● EXERCISE BRIEF: Gather every line in the records below that contains the word "부탁드립니다".

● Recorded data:
++++++

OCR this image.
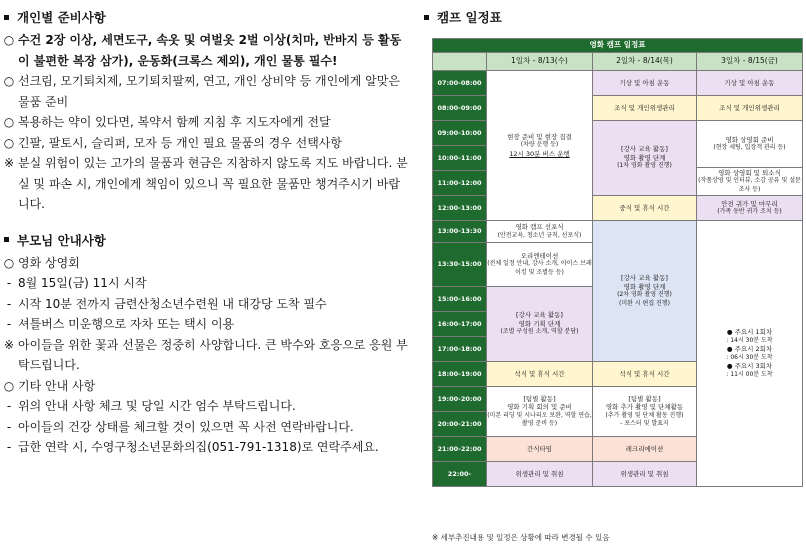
개인별 준비사항
○ 수건 2장 이상, 세면도구, 속옷 및 여벌옷 2벌 이상(치마, 반바지 등 활동이 불편한 복장 삼가), 운동화(크록스 제외), 개인 물통 필수!
○ 선크림, 모기퇴치제, 모기퇴치팔찌, 연고, 개인 상비약 등 개인에게 알맞은 물품 준비
○ 복용하는 약이 있다면, 복약서 함께 지침 후 지도자에게 전달
○ 긴팔, 팔토시, 슬리퍼, 모자 등 개인 필요 물품의 경우 선택사항
※ 분실 위험이 있는 고가의 물품과 현금은 지참하지 않도록 지도 바랍니다. 분실 및 파손 시, 개인에게 책임이 있으니 꼭 필요한 물품만 챙겨주시기 바랍니다.
부모님 안내사항
○ 영화 상영회
- 8월 15일(금) 11시 시작
- 시작 10분 전까지 금련산청소년수련원 내 대강당 도착 필수
- 셔틀버스 미운행으로 자차 또는 택시 이용
※ 아이들을 위한 꽃과 선물은 정중히 사양합니다. 큰 박수와 호응으로 응원 부탁드립니다.
○ 기타 안내 사항
- 위의 안내 사항 체크 및 당일 시간 엄수 부탁드립니다.
- 아이들의 건강 상태를 체크할 것이 있으면 꼭 사전 연락바랍니다.
- 급한 연락 시, 수영구청소년문화의집(051-791-1318)로 연락주세요.
캠프 일정표
영화 캠프 일정표
1일차 - 8/13(수)	2일차 - 8/14(목)	3일차 - 8/15(금)
07:00-08:00
08:00-09:00
09:00-10:00
10:00-11:00
11:00-12:00
12:00-13:00
13:00-13:30
13:30-15:00
15:00-16:00
16:00-17:00
17:00-18:00
18:00-19:00
19:00-20:00
20:00-21:00
21:00-22:00
22:00-
현장 준비 및 현장 집결
(차량 운행 등)
12시 30분 버스 운행
영화 캠프 선포식
(안전교육, 청소년 규칙, 선포식)
오리엔테이션
(전체 일정 안내, 강사 소개, 아이스 브레이킹 및 조별등 등)
[강사 교육 활동]
영화 기획 단계
(조별 구성원 소개, 역할 분담)
석식 및 휴식 시간
[팀별 활동]
영화 기획 회의 및 준비
(미본 리딩 및 시나리오 보완, 역할 연습, 촬영 준비 등)
간식타임
위생관리 및 취침
기상 및 아침 운동
조식 및 개인위생관리
[강사 교육 활동]
영화 촬영 단계
(1차 영화 촬영 진행)
중식 및 휴식 시간
[강사 교육 활동]
영화 촬영 단계
(2차 영화 촬영 진행)
(미완 시 편집 진행)
석식 및 휴식 시간
[팀별 활동]
영화 추가 촬영 및 단체활동
(추가 촬영 및 단체 활동 진행)
- 포스터 및 발표지
레크리에이션
위생관리 및 취침
기상 및 아침 운동
조식 및 개인위생관리
영화 상영회 준비
(현장 세팅, 입장객 관리 등)
영화 상영회 및 퇴소식
(작품상영 및 인터뷰, 소감 공유 및 설문조사 등)
안전 귀가 및 마무리
(가족 동반 귀가 조치 등)
● 주요시 1회차
: 14시 30분 도착
● 주요시 2회차
: 06시 30분 도착
● 주요시 3회차
: 11시 00분 도착
※ 세부추진내용 및 일정은 상황에 따라 변경될 수 있음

++++++

● SOLUTION TO THE PROBLEM:
※ 아이들을 위한 꽃과 선물은 정중히 사양합니다. 큰 박수와 호응으로 응원 부탁드립니다.
- 위의 안내 사항 체크 및 당일 시간 엄수 부탁드립니다.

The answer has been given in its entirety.